■ **What is asked**:
Go through the records and show each line where the word "которые" occurs.
====== Provided information ======
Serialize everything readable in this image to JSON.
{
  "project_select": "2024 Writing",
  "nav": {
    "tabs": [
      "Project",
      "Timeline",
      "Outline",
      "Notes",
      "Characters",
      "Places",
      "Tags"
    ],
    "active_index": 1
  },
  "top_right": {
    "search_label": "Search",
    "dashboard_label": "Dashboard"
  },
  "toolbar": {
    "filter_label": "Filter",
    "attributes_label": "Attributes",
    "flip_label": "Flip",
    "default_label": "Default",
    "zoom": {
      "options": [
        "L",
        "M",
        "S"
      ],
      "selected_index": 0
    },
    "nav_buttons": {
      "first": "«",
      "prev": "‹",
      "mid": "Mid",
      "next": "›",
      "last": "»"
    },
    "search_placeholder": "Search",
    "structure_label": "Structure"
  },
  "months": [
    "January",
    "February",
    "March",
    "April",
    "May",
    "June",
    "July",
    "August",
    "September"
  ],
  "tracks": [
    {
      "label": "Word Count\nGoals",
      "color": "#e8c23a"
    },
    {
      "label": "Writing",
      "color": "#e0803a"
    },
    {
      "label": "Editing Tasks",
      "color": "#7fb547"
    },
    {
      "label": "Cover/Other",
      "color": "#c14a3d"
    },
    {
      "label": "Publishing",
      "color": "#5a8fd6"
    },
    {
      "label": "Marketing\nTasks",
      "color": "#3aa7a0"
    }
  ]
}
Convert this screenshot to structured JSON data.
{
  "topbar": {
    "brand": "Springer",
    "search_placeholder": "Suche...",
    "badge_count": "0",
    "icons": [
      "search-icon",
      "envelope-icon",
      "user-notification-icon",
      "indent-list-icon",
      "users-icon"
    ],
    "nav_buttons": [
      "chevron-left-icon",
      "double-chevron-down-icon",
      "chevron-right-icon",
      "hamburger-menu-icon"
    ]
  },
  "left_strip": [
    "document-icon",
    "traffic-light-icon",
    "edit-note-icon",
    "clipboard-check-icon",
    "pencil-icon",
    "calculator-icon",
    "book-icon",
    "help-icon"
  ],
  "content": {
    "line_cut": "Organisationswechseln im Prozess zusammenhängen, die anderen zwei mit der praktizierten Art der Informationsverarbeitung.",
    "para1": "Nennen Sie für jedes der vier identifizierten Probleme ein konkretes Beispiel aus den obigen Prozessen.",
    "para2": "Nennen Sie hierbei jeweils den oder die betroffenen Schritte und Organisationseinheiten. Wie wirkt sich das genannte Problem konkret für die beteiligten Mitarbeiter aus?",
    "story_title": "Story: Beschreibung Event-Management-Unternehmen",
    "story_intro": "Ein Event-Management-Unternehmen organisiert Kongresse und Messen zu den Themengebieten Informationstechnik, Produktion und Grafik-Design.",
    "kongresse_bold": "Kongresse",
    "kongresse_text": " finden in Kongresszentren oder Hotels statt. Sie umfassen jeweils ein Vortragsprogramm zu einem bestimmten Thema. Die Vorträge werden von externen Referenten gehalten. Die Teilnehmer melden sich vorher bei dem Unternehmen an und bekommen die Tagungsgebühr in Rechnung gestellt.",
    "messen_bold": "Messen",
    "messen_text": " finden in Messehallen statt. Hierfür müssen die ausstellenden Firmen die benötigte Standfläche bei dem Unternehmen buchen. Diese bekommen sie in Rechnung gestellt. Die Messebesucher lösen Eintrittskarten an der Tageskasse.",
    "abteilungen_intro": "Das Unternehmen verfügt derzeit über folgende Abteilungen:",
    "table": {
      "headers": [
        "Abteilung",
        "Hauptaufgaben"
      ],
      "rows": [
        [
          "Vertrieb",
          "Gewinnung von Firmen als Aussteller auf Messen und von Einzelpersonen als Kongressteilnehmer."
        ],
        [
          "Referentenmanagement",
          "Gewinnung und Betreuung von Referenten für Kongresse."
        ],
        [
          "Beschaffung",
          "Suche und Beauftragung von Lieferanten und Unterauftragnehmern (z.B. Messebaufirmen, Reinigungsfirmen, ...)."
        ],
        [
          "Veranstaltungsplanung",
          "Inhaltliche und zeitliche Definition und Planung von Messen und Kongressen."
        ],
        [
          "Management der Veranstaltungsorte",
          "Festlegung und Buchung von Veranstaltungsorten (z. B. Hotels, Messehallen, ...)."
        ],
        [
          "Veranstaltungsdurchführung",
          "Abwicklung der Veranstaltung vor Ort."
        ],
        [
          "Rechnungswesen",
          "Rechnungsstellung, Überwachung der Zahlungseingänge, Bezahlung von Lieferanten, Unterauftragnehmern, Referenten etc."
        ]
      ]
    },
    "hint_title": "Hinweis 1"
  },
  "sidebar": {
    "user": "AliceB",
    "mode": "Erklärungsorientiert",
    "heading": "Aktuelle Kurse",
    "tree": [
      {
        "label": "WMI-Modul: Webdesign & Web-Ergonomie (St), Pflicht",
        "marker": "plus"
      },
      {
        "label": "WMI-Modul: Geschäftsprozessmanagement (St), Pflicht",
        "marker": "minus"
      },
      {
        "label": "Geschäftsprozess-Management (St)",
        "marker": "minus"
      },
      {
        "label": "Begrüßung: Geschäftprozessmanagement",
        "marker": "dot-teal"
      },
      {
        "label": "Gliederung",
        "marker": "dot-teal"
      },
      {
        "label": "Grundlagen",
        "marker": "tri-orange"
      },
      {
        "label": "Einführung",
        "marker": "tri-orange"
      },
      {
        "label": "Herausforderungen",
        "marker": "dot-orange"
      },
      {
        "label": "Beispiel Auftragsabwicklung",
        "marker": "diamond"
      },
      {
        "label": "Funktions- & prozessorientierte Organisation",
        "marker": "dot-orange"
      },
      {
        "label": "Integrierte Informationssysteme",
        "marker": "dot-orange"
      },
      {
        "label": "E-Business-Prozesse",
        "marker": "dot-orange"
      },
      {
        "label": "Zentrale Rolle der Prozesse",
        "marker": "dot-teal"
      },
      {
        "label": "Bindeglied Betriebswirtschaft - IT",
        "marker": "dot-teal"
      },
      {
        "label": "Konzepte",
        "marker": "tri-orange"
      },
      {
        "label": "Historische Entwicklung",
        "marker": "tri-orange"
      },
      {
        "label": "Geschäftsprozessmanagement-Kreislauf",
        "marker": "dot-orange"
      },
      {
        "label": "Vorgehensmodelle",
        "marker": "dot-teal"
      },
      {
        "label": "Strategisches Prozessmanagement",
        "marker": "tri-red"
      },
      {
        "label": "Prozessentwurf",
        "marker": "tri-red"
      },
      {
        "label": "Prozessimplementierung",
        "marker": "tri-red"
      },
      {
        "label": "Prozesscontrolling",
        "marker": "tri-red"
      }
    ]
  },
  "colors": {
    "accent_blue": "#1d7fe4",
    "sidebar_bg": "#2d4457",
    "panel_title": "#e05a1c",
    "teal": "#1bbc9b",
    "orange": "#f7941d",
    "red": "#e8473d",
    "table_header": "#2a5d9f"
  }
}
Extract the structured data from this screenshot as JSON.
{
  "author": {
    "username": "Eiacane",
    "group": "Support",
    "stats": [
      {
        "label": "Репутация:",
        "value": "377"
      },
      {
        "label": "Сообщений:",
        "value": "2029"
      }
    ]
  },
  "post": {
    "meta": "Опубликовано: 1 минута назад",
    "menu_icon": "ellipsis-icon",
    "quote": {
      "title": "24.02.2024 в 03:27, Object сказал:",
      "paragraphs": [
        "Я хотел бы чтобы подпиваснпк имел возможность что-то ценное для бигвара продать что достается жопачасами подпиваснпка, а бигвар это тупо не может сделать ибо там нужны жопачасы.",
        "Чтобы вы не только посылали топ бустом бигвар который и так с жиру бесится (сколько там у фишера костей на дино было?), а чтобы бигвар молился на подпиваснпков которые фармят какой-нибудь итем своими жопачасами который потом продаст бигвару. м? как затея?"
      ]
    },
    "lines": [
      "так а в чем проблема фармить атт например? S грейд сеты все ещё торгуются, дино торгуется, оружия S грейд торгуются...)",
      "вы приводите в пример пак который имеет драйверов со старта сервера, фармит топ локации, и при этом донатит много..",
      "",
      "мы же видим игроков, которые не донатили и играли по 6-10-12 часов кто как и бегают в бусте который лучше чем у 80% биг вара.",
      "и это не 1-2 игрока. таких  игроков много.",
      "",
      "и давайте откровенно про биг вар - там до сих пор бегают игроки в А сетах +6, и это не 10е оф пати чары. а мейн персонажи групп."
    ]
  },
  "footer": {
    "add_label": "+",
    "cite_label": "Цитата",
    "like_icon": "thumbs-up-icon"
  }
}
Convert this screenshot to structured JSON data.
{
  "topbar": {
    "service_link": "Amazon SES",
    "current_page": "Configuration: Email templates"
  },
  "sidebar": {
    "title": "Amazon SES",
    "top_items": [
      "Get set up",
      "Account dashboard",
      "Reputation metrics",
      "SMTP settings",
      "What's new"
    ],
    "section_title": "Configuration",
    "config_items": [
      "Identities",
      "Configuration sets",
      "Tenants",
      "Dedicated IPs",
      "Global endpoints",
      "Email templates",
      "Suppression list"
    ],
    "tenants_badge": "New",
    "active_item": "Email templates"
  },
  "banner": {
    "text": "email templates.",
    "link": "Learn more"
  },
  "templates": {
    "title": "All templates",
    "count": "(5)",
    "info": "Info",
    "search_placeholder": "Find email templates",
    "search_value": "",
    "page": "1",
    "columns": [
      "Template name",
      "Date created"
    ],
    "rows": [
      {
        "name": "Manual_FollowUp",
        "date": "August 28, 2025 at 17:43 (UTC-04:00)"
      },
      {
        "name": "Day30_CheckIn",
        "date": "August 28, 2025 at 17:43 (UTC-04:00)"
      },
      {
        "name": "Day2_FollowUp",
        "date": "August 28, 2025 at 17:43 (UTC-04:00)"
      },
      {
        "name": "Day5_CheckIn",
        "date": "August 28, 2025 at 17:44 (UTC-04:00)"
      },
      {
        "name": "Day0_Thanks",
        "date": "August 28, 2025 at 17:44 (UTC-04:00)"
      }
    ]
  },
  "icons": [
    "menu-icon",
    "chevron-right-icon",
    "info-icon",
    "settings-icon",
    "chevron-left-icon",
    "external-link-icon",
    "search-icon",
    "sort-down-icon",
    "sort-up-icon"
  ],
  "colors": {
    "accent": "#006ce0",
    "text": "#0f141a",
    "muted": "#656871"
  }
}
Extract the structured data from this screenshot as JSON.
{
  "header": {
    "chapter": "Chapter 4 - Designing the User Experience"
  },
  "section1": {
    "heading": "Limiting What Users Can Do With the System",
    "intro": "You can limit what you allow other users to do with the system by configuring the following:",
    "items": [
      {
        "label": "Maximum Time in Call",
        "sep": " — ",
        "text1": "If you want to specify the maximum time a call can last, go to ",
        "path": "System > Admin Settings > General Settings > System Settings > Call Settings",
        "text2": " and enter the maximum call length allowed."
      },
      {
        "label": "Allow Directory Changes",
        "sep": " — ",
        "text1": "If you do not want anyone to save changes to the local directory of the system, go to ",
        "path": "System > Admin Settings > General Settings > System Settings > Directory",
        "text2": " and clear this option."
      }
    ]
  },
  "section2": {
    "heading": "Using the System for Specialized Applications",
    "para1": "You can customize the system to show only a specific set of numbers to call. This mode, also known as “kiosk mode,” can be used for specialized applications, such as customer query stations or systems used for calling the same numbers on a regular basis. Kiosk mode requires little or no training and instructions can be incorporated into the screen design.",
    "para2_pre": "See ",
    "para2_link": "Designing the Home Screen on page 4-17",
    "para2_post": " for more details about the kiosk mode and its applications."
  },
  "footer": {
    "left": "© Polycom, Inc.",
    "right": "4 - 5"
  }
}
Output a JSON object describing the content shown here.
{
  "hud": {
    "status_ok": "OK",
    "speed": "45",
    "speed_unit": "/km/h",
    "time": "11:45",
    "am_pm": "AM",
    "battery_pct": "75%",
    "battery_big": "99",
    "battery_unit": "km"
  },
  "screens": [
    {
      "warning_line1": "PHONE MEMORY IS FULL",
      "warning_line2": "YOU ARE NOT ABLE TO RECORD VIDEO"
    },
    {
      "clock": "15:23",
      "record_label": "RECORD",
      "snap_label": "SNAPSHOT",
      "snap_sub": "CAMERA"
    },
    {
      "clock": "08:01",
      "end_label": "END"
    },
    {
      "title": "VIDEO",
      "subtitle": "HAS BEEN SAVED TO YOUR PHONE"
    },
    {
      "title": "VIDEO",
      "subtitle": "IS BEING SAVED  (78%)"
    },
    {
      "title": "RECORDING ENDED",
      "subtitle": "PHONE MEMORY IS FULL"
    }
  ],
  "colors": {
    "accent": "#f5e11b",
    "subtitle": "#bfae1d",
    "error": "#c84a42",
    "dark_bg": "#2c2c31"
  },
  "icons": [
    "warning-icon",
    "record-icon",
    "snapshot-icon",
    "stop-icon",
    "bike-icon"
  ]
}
======
■ **Output of the task**:
        "Чтобы вы не только посылали топ бустом бигвар который и так с жиру бесится (сколько там у фишера костей на дино было?), а чтобы бигвар молился на подпиваснпков которые фармят какой-нибудь итем своими жопачасами который потом продаст бигвару. м? как затея?"
      "мы же видим игроков, которые не донатили и играли по 6-10-12 часов кто как и бегают в бусте который лучше чем у 80% биг вара.",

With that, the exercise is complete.